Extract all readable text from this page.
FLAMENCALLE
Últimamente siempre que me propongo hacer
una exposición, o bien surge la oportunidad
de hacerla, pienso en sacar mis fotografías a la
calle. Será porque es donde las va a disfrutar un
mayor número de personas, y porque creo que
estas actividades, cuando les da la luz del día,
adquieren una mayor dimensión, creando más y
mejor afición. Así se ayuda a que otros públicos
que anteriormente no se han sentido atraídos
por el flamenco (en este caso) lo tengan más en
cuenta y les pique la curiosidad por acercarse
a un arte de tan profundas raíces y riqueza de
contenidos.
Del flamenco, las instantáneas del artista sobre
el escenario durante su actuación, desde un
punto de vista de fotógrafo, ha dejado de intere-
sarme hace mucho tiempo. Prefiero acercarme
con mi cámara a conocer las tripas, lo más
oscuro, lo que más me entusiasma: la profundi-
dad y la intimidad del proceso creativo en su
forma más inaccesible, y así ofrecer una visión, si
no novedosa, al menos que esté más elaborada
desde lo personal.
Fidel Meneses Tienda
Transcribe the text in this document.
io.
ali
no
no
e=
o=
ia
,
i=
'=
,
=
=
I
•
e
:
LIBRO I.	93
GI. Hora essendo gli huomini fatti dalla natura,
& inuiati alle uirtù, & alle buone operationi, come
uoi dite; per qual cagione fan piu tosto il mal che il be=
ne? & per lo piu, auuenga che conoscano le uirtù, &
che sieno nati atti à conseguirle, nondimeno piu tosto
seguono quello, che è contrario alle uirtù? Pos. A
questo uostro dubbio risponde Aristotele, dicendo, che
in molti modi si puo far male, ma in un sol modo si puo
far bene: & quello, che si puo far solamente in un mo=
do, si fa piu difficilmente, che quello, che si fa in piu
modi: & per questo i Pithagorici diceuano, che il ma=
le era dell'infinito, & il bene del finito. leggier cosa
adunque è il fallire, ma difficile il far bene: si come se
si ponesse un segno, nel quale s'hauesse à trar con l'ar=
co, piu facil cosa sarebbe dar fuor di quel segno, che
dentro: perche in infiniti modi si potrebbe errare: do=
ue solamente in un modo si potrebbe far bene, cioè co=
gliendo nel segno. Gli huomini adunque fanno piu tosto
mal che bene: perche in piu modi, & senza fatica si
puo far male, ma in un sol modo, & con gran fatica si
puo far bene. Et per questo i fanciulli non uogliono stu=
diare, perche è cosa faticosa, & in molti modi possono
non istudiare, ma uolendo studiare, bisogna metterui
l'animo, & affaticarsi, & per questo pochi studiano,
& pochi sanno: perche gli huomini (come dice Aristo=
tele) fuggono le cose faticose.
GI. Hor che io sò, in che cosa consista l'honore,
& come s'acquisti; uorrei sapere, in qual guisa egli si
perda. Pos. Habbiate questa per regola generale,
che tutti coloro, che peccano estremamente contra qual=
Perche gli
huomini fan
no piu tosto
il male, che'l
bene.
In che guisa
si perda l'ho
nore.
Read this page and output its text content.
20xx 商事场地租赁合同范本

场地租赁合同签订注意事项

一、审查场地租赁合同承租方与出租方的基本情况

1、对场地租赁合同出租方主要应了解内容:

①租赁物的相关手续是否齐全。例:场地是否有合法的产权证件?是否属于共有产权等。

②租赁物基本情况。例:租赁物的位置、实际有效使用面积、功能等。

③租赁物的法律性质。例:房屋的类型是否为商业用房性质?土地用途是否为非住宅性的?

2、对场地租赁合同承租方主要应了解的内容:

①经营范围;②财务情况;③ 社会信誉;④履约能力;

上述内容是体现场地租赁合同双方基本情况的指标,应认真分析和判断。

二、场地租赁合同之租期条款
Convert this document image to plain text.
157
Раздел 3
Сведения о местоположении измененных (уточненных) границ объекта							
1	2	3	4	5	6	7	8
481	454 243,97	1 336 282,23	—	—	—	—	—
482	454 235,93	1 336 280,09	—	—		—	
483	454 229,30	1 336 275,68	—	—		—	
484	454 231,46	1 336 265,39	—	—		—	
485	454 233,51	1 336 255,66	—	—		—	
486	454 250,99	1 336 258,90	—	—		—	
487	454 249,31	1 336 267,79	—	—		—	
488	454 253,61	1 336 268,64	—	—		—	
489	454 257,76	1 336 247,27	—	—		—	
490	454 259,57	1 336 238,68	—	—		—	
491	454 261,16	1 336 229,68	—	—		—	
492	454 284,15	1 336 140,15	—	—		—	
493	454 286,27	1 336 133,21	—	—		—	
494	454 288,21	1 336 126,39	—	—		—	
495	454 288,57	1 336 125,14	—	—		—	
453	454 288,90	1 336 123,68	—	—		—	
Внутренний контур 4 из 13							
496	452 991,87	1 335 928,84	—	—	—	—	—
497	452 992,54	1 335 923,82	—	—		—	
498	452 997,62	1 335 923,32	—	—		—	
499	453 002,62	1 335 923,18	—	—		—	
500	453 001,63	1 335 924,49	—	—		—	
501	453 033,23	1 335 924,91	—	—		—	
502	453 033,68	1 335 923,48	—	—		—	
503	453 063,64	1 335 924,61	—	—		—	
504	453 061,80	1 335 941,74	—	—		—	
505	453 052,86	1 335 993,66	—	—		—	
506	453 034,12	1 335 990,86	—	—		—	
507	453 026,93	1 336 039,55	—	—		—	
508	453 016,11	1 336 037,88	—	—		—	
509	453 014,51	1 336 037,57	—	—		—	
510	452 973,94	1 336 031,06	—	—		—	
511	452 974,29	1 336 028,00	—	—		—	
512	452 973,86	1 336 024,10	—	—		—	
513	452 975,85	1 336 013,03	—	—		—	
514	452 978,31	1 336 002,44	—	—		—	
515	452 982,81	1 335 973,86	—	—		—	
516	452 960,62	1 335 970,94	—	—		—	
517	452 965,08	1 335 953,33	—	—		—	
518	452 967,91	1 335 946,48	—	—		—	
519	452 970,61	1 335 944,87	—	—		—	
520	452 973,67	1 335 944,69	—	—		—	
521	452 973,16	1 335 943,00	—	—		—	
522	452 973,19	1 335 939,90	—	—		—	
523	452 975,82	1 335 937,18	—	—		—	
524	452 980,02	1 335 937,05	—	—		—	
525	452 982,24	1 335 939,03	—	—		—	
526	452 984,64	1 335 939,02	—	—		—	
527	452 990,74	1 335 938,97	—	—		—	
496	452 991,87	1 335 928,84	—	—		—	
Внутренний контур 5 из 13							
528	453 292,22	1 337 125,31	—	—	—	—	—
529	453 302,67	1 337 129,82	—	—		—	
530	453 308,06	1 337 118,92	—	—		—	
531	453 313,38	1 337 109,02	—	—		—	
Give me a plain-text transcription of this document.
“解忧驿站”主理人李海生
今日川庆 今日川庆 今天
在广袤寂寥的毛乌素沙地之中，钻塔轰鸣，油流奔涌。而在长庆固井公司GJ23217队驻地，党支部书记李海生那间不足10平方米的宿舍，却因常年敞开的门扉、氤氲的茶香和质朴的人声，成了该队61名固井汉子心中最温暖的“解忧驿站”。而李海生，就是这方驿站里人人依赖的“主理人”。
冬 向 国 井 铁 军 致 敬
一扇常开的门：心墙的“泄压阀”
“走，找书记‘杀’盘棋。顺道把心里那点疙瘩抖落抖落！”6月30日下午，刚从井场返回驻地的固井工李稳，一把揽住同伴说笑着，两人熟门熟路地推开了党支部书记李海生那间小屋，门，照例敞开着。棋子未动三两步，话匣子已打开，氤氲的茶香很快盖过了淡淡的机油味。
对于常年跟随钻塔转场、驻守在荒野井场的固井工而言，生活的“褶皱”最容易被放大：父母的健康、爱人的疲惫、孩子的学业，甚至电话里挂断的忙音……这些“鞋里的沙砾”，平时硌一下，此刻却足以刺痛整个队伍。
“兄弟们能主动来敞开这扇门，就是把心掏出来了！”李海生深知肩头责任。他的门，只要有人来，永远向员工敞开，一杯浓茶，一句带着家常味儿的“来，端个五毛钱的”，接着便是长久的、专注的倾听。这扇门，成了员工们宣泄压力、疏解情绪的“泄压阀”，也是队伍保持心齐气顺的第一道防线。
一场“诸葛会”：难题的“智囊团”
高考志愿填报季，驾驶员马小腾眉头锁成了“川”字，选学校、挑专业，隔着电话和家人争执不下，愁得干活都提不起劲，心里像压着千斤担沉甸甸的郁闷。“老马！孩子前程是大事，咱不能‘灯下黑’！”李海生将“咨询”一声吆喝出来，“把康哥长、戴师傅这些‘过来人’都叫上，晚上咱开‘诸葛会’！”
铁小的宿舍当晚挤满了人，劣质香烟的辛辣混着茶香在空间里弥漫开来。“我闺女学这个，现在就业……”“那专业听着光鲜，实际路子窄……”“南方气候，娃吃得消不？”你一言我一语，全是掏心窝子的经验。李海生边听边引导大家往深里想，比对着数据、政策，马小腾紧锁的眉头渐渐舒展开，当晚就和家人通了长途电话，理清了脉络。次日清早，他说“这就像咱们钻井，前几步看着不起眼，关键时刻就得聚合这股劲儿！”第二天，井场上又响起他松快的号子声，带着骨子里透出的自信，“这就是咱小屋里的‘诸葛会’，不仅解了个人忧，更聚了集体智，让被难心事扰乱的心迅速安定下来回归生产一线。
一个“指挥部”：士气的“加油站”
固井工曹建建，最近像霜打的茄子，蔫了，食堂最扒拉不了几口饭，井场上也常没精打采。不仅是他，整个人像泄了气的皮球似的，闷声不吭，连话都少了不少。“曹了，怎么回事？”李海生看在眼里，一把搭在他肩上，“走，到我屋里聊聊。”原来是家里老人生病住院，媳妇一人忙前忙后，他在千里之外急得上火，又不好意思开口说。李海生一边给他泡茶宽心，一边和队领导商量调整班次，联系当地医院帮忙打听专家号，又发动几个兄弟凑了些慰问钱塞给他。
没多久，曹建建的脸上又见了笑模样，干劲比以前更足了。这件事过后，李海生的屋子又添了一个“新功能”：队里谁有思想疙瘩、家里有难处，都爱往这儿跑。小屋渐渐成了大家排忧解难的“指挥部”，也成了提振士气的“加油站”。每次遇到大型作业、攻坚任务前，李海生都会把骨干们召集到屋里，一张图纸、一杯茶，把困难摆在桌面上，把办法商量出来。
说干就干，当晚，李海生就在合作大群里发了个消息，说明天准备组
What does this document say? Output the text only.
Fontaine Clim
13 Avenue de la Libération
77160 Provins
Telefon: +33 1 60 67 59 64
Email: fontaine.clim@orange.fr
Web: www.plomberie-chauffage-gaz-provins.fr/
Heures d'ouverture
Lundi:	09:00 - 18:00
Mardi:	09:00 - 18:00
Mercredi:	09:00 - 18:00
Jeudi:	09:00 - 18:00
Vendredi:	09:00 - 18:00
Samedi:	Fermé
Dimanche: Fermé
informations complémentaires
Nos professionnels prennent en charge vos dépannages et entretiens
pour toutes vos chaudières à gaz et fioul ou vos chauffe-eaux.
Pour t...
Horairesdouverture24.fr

_ _ _ _ _ _ _

◆ **INSTRUCTIONS FOR THE TASK**:
Of the lines in the data, how many contain the word "questo"? Provide the number and nothing further.

◆ **REPLY**:
4